The exercise
Go through the data below and copy it exactly, skipping every picture.

Material for this exercise

_ _ _

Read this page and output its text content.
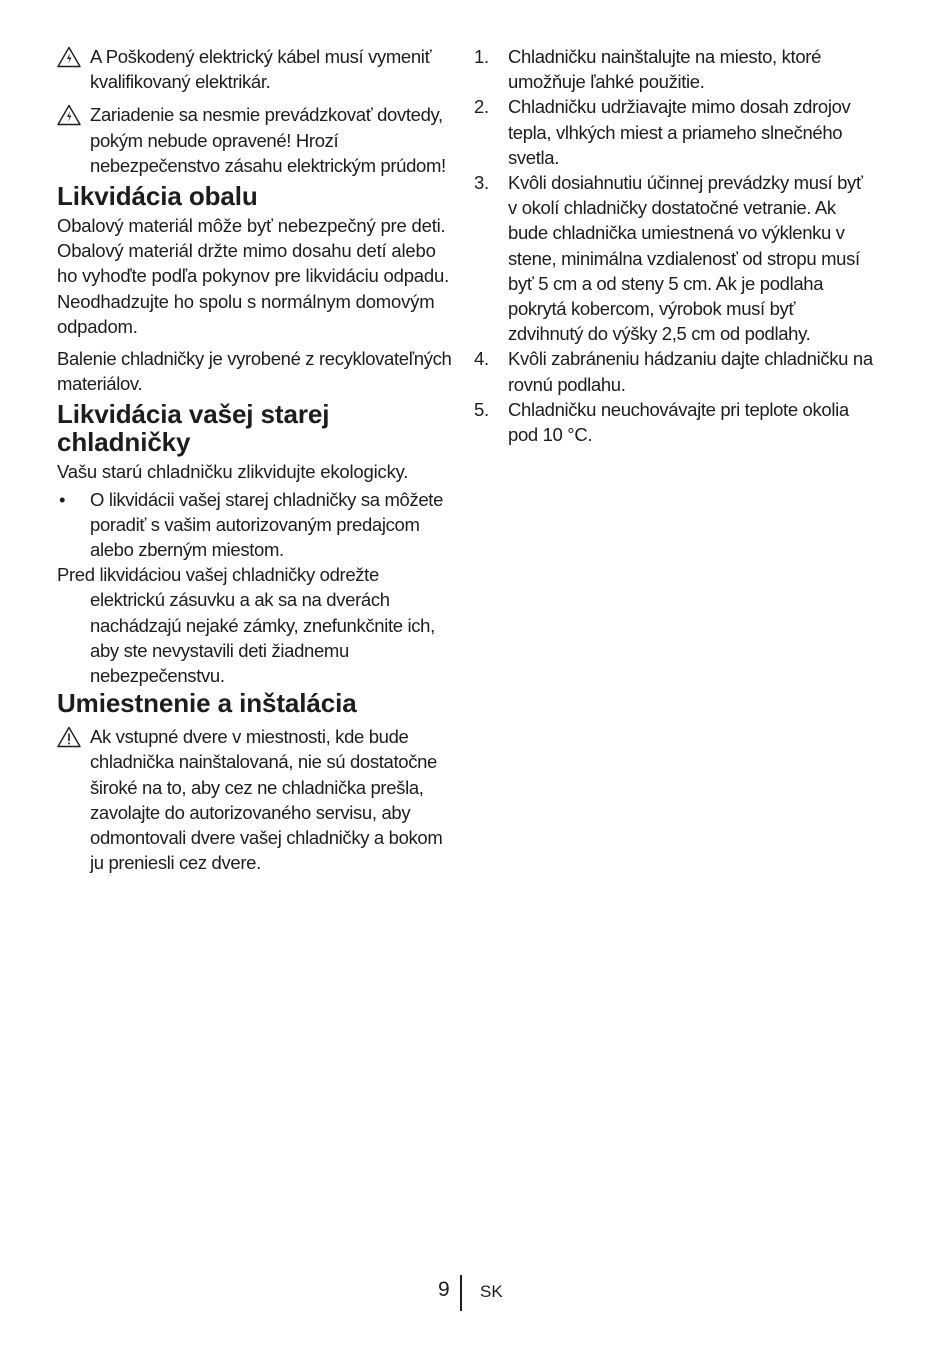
A Poškodený elektrický kábel musí vymeniť kvalifikovaný elektrikár.
Zariadenie sa nesmie prevádzkovať dovtedy, pokým nebude opravené! Hrozí nebezpečenstvo zásahu elektrickým prúdom!
Likvidácia obalu

Obalový materiál môže byť nebezpečný pre deti. Obalový materiál držte mimo dosahu detí alebo ho vyhoďte podľa pokynov pre likvidáciu odpadu. Neodhadzujte ho spolu s normálnym domovým odpadom.

Balenie chladničky je vyrobené z recyklovateľných materiálov.

Likvidácia vašej starej chladničky

Vašu starú chladničku zlikvidujte ekologicky.

• O likvidácii vašej starej chladničky sa môžete poradiť s vašim autorizovaným predajcom alebo zberným miestom.

Pred likvidáciou vašej chladničky odrežte elektrickú zásuvku a ak sa na dverách nachádzajú nejaké zámky, znefunkčnite ich, aby ste nevystavili deti žiadnemu nebezpečenstvu.

Umiestnenie a inštalácia
Ak vstupné dvere v miestnosti, kde bude chladnička nainštalovaná, nie sú dostatočne široké na to, aby cez ne chladnička prešla, zavolajte do autorizovaného servisu, aby odmontovali dvere vašej chladničky a bokom ju preniesli cez dvere.
1. Chladničku nainštalujte na miesto, ktoré umožňuje ľahké použitie.
2. Chladničku udržiavajte mimo dosah zdrojov tepla, vlhkých miest a priameho slnečného svetla.
3. Kvôli dosiahnutiu účinnej prevádzky musí byť v okolí chladničky dostatočné vetranie. Ak bude chladnička umiestnená vo výklenku v stene, minimálna vzdialenosť od stropu musí byť 5 cm a od steny 5 cm. Ak je podlaha pokrytá kobercom, výrobok musí byť zdvihnutý do výšky 2,5 cm od podlahy.
4. Kvôli zabráneniu hádzaniu dajte chladničku na rovnú podlahu.
5. Chladničku neuchovávajte pri teplote okolia pod 10 °C.
9 SK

_ _ _

Full answer
Read this page and output its text content.
A Poškodený elektrický kábel musí vymeniť kvalifikovaný elektrikár.
Zariadenie sa nesmie prevádzkovať dovtedy, pokým nebude opravené! Hrozí nebezpečenstvo zásahu elektrickým prúdom!
Likvidácia obalu

Obalový materiál môže byť nebezpečný pre deti. Obalový materiál držte mimo dosahu detí alebo ho vyhoďte podľa pokynov pre likvidáciu odpadu. Neodhadzujte ho spolu s normálnym domovým odpadom.

Balenie chladničky je vyrobené z recyklovateľných materiálov.

Likvidácia vašej starej chladničky

Vašu starú chladničku zlikvidujte ekologicky.

• O likvidácii vašej starej chladničky sa môžete poradiť s vašim autorizovaným predajcom alebo zberným miestom.

Pred likvidáciou vašej chladničky odrežte elektrickú zásuvku a ak sa na dverách nachádzajú nejaké zámky, znefunkčnite ich, aby ste nevystavili deti žiadnemu nebezpečenstvu.

Umiestnenie a inštalácia
Ak vstupné dvere v miestnosti, kde bude chladnička nainštalovaná, nie sú dostatočne široké na to, aby cez ne chladnička prešla, zavolajte do autorizovaného servisu, aby odmontovali dvere vašej chladničky a bokom ju preniesli cez dvere.
1. Chladničku nainštalujte na miesto, ktoré umožňuje ľahké použitie.
2. Chladničku udržiavajte mimo dosah zdrojov tepla, vlhkých miest a priameho slnečného svetla.
3. Kvôli dosiahnutiu účinnej prevádzky musí byť v okolí chladničky dostatočné vetranie. Ak bude chladnička umiestnená vo výklenku v stene, minimálna vzdialenosť od stropu musí byť 5 cm a od steny 5 cm. Ak je podlaha pokrytá kobercom, výrobok musí byť zdvihnutý do výšky 2,5 cm od podlahy.
4. Kvôli zabráneniu hádzaniu dajte chladničku na rovnú podlahu.
5. Chladničku neuchovávajte pri teplote okolia pod 10 °C.
9 SK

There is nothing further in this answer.